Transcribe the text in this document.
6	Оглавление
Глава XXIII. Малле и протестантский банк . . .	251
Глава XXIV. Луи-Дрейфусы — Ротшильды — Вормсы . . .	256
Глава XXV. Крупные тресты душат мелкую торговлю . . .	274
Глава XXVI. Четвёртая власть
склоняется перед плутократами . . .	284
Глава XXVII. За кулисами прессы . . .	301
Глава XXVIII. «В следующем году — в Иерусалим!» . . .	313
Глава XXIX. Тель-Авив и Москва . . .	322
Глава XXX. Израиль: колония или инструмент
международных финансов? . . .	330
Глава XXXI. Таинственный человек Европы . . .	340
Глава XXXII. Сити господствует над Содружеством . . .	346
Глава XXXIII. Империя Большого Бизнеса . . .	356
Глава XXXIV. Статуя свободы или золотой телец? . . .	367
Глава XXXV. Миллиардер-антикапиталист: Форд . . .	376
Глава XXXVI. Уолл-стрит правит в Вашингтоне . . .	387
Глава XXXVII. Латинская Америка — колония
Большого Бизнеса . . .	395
○ ○ ○ ○ ○
INSTRUCTIONS TO FOLLOW: Transcribe the material above in its entirety. Match it exactly.

COMPLETED EXERCISE:
Transcribe the text in this document.
6	Оглавление
Глава XXIII. Малле и протестантский банк . . .	251
Глава XXIV. Луи-Дрейфусы — Ротшильды — Вормсы . . .	256
Глава XXV. Крупные тресты душат мелкую торговлю . . .	274
Глава XXVI. Четвёртая власть
склоняется перед плутократами . . .	284
Глава XXVII. За кулисами прессы . . .	301
Глава XXVIII. «В следующем году — в Иерусалим!» . . .	313
Глава XXIX. Тель-Авив и Москва . . .	322
Глава XXX. Израиль: колония или инструмент
международных финансов? . . .	330
Глава XXXI. Таинственный человек Европы . . .	340
Глава XXXII. Сити господствует над Содружеством . . .	346
Глава XXXIII. Империя Большого Бизнеса . . .	356
Глава XXXIV. Статуя свободы или золотой телец? . . .	367
Глава XXXV. Миллиардер-антикапиталист: Форд . . .	376
Глава XXXVI. Уолл-стрит правит в Вашингтоне . . .	387
Глава XXXVII. Латинская Америка — колония
Большого Бизнеса . . .	395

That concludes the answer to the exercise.